→ Problem description: Extract the text of every entry below exactly; leave images out.

A block of data:
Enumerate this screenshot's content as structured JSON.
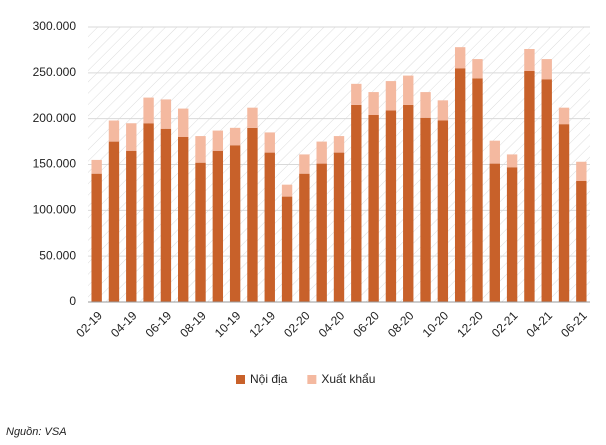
{
  "chart_data": {
    "type": "stacked_bar",
    "categories": [
      "02-19",
      null,
      "04-19",
      null,
      "06-19",
      null,
      "08-19",
      null,
      "10-19",
      null,
      "12-19",
      null,
      "02-20",
      null,
      "04-20",
      null,
      "06-20",
      null,
      "08-20",
      null,
      "10-20",
      null,
      "12-20",
      null,
      "02-21",
      null,
      "04-21",
      null,
      "06-21"
    ],
    "series": [
      {
        "name": "Nội địa",
        "color": "#c8612a",
        "values": [
          140000,
          175000,
          165000,
          195000,
          189000,
          180000,
          152000,
          165000,
          171000,
          190000,
          163000,
          115000,
          140000,
          151000,
          163000,
          215000,
          204000,
          209000,
          215000,
          201000,
          198000,
          255000,
          244000,
          151000,
          147000,
          252000,
          243000,
          194000,
          132000
        ]
      },
      {
        "name": "Xuất khẩu",
        "color": "#f4b9a0",
        "values": [
          15000,
          23000,
          30000,
          28000,
          32000,
          31000,
          29000,
          22000,
          19000,
          22000,
          22000,
          13000,
          21000,
          24000,
          18000,
          23000,
          25000,
          32000,
          32000,
          28000,
          22000,
          23000,
          21000,
          25000,
          14000,
          24000,
          22000,
          18000,
          21000
        ]
      }
    ],
    "ylim": [
      0,
      300000
    ],
    "yticks": [
      0,
      {
        "value": 50000,
        "label": "50.000"
      },
      {
        "value": 100000,
        "label": "100.000"
      },
      {
        "value": 150000,
        "label": "150.000"
      },
      {
        "value": 200000,
        "label": "200.000"
      },
      {
        "value": 250000,
        "label": "250.000"
      },
      {
        "value": 300000,
        "label": "300.000"
      }
    ],
    "grid": true,
    "legend": "bottom",
    "source": "Nguồn: VSA"
  }
}
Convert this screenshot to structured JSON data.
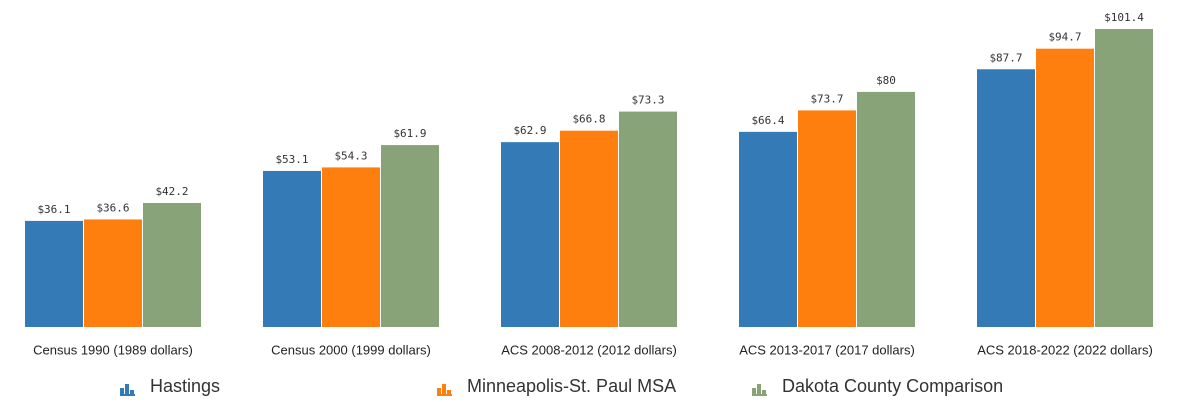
{
  "chart_data": {
    "type": "bar",
    "categories": [
      "Census 1990 (1989 dollars)",
      "Census 2000 (1999 dollars)",
      "ACS 2008-2012 (2012 dollars)",
      "ACS 2013-2017 (2017 dollars)",
      "ACS 2018-2022 (2022 dollars)"
    ],
    "series": [
      {
        "name": "Hastings",
        "color": "#337ab7",
        "values": [
          36.1,
          53.1,
          62.9,
          66.4,
          87.7
        ],
        "value_labels": [
          "$36.1",
          "$53.1",
          "$62.9",
          "$66.4",
          "$87.7"
        ]
      },
      {
        "name": "Minneapolis-St. Paul MSA",
        "color": "#ff7f0e",
        "values": [
          36.6,
          54.3,
          66.8,
          73.7,
          94.7
        ],
        "value_labels": [
          "$36.6",
          "$54.3",
          "$66.8",
          "$73.7",
          "$94.7"
        ]
      },
      {
        "name": "Dakota County Comparison",
        "color": "#88a377",
        "values": [
          42.2,
          61.9,
          73.3,
          80,
          101.4
        ],
        "value_labels": [
          "$42.2",
          "$61.9",
          "$73.3",
          "$80",
          "$101.4"
        ]
      }
    ],
    "legend": "bottom"
  }
}
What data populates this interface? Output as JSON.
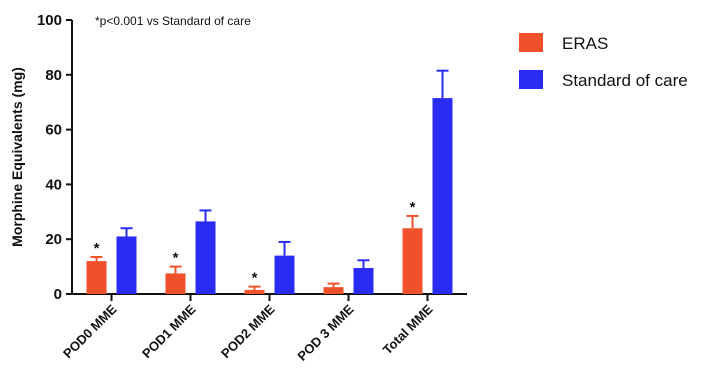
{
  "chart_data": {
    "type": "bar",
    "title": "",
    "annotation": "*p<0.001 vs Standard of care",
    "ylabel": "Morphine Equivalents (mg)",
    "xlabel": "",
    "ylim": [
      0,
      100
    ],
    "yticks": [
      0,
      20,
      40,
      60,
      80,
      100
    ],
    "categories": [
      "POD0 MME",
      "POD1 MME",
      "POD2 MME",
      "POD 3 MME",
      "Total MME"
    ],
    "legend_position": "top-right",
    "grid": false,
    "series": [
      {
        "name": "ERAS",
        "color": "#f0502a",
        "values": [
          12,
          7.5,
          1.5,
          2.5,
          24
        ],
        "error": [
          1.5,
          2.5,
          1.2,
          1.3,
          4.5
        ],
        "significance": [
          "*",
          "*",
          "*",
          "",
          "*"
        ]
      },
      {
        "name": "Standard of care",
        "color": "#2a2cf6",
        "values": [
          21,
          26.5,
          14,
          9.5,
          71.5
        ],
        "error": [
          3,
          4,
          5,
          2.8,
          10
        ],
        "significance": [
          "",
          "",
          "",
          "",
          ""
        ]
      }
    ]
  }
}
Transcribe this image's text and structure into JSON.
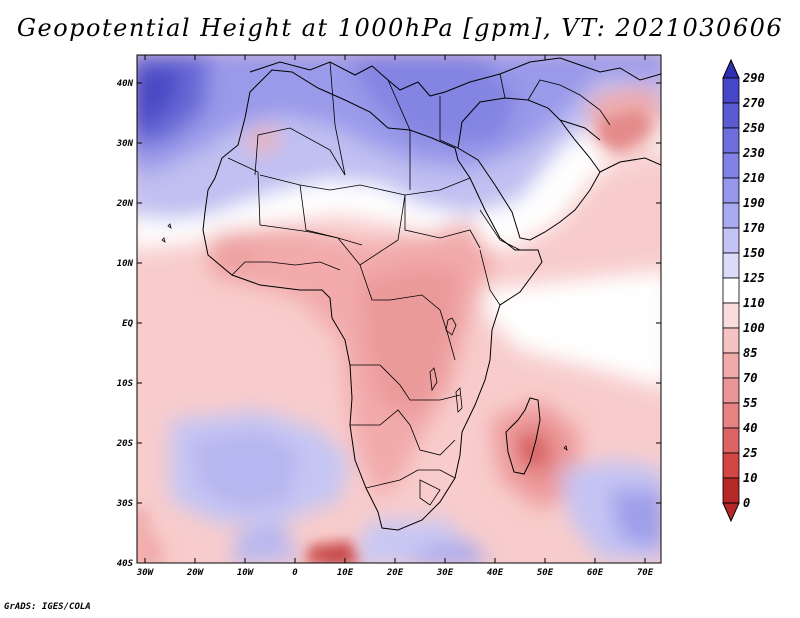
{
  "title": "Geopotential Height at 1000hPa [gpm], VT: 2021030606",
  "credit": "GrADS: IGES/COLA",
  "map": {
    "lon_ticks": [
      "30W",
      "20W",
      "10W",
      "0",
      "10E",
      "20E",
      "30E",
      "40E",
      "50E",
      "60E",
      "70E"
    ],
    "lat_ticks": [
      "40N",
      "30N",
      "20N",
      "10N",
      "EQ",
      "10S",
      "20S",
      "30S",
      "40S"
    ]
  },
  "colorbar": {
    "labels": [
      "290",
      "270",
      "250",
      "230",
      "210",
      "190",
      "170",
      "150",
      "125",
      "110",
      "100",
      "85",
      "70",
      "55",
      "40",
      "25",
      "10",
      "0"
    ],
    "colors": [
      "#2f2fb4",
      "#4646c8",
      "#5a5ad2",
      "#6e6edc",
      "#8282e6",
      "#9696eb",
      "#aaaaf0",
      "#c3c3f5",
      "#dcdcfa",
      "#ffffff",
      "#fadcdc",
      "#f5c3c3",
      "#f0aaaa",
      "#eb9696",
      "#e68282",
      "#dc6464",
      "#d24646",
      "#b42828"
    ]
  }
}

→ Expected answer:
Enumerate this screenshot's content as structured JSON.
{
  "chart_data": {
    "type": "stacked_bar",
    "categories": [
      "02-19",
      null,
      "04-19",
      null,
      "06-19",
      null,
      "08-19",
      null,
      "10-19",
      null,
      "12-19",
      null,
      "02-20",
      null,
      "04-20",
      null,
      "06-20",
      null,
      "08-20",
      null,
      "10-20",
      null,
      "12-20",
      null,
      "02-21",
      null,
      "04-21",
      null,
      "06-21"
    ],
    "series": [
      {
        "name": "Nội địa",
        "color": "#c8612a",
        "values": [
          140000,
          175000,
          165000,
          195000,
          189000,
          180000,
          152000,
          165000,
          171000,
          190000,
          163000,
          115000,
          140000,
          151000,
          163000,
          215000,
          204000,
          209000,
          215000,
          201000,
          198000,
          255000,
          244000,
          151000,
          147000,
          252000,
          243000,
          194000,
          132000
        ]
      },
      {
        "name": "Xuất khẩu",
        "color": "#f4b9a0",
        "values": [
          15000,
          23000,
          30000,
          28000,
          32000,
          31000,
          29000,
          22000,
          19000,
          22000,
          22000,
          13000,
          21000,
          24000,
          18000,
          23000,
          25000,
          32000,
          32000,
          28000,
          22000,
          23000,
          21000,
          25000,
          14000,
          24000,
          22000,
          18000,
          21000
        ]
      }
    ],
    "ylim": [
      0,
      300000
    ],
    "yticks": [
      0,
      {
        "value": 50000,
        "label": "50.000"
      },
      {
        "value": 100000,
        "label": "100.000"
      },
      {
        "value": 150000,
        "label": "150.000"
      },
      {
        "value": 200000,
        "label": "200.000"
      },
      {
        "value": 250000,
        "label": "250.000"
      },
      {
        "value": 300000,
        "label": "300.000"
      }
    ],
    "grid": true,
    "legend": "bottom",
    "source": "Nguồn: VSA"
  }
}
Convert this screenshot to structured JSON data.
{
  "chart_data": {
    "type": "bar",
    "categories": [
      "Census 1990 (1989 dollars)",
      "Census 2000 (1999 dollars)",
      "ACS 2008-2012 (2012 dollars)",
      "ACS 2013-2017 (2017 dollars)",
      "ACS 2018-2022 (2022 dollars)"
    ],
    "series": [
      {
        "name": "Hastings",
        "color": "#337ab7",
        "values": [
          36.1,
          53.1,
          62.9,
          66.4,
          87.7
        ],
        "value_labels": [
          "$36.1",
          "$53.1",
          "$62.9",
          "$66.4",
          "$87.7"
        ]
      },
      {
        "name": "Minneapolis-St. Paul MSA",
        "color": "#ff7f0e",
        "values": [
          36.6,
          54.3,
          66.8,
          73.7,
          94.7
        ],
        "value_labels": [
          "$36.6",
          "$54.3",
          "$66.8",
          "$73.7",
          "$94.7"
        ]
      },
      {
        "name": "Dakota County Comparison",
        "color": "#88a377",
        "values": [
          42.2,
          61.9,
          73.3,
          80,
          101.4
        ],
        "value_labels": [
          "$42.2",
          "$61.9",
          "$73.3",
          "$80",
          "$101.4"
        ]
      }
    ],
    "legend": "bottom"
  }
}
What data populates this interface? Output as JSON.
{
  "chart_data": {
    "type": "bar",
    "title": "",
    "annotation": "*p<0.001 vs Standard of care",
    "ylabel": "Morphine Equivalents (mg)",
    "xlabel": "",
    "ylim": [
      0,
      100
    ],
    "yticks": [
      0,
      20,
      40,
      60,
      80,
      100
    ],
    "categories": [
      "POD0 MME",
      "POD1 MME",
      "POD2 MME",
      "POD 3 MME",
      "Total MME"
    ],
    "legend_position": "top-right",
    "grid": false,
    "series": [
      {
        "name": "ERAS",
        "color": "#f0502a",
        "values": [
          12,
          7.5,
          1.5,
          2.5,
          24
        ],
        "error": [
          1.5,
          2.5,
          1.2,
          1.3,
          4.5
        ],
        "significance": [
          "*",
          "*",
          "*",
          "",
          "*"
        ]
      },
      {
        "name": "Standard of care",
        "color": "#2a2cf6",
        "values": [
          21,
          26.5,
          14,
          9.5,
          71.5
        ],
        "error": [
          3,
          4,
          5,
          2.8,
          10
        ],
        "significance": [
          "",
          "",
          "",
          "",
          ""
        ]
      }
    ]
  }
}
Transcribe this image's text and structure into JSON.
{
  "title": "Geopotential Height at 1000hPa [gpm], VT: 2021030606",
  "credit": "GrADS: IGES/COLA",
  "map": {
    "lon_ticks": [
      "30W",
      "20W",
      "10W",
      "0",
      "10E",
      "20E",
      "30E",
      "40E",
      "50E",
      "60E",
      "70E"
    ],
    "lat_ticks": [
      "40N",
      "30N",
      "20N",
      "10N",
      "EQ",
      "10S",
      "20S",
      "30S",
      "40S"
    ]
  },
  "colorbar": {
    "labels": [
      "290",
      "270",
      "250",
      "230",
      "210",
      "190",
      "170",
      "150",
      "125",
      "110",
      "100",
      "85",
      "70",
      "55",
      "40",
      "25",
      "10",
      "0"
    ],
    "colors": [
      "#2f2fb4",
      "#4646c8",
      "#5a5ad2",
      "#6e6edc",
      "#8282e6",
      "#9696eb",
      "#aaaaf0",
      "#c3c3f5",
      "#dcdcfa",
      "#ffffff",
      "#fadcdc",
      "#f5c3c3",
      "#f0aaaa",
      "#eb9696",
      "#e68282",
      "#dc6464",
      "#d24646",
      "#b42828"
    ]
  }
}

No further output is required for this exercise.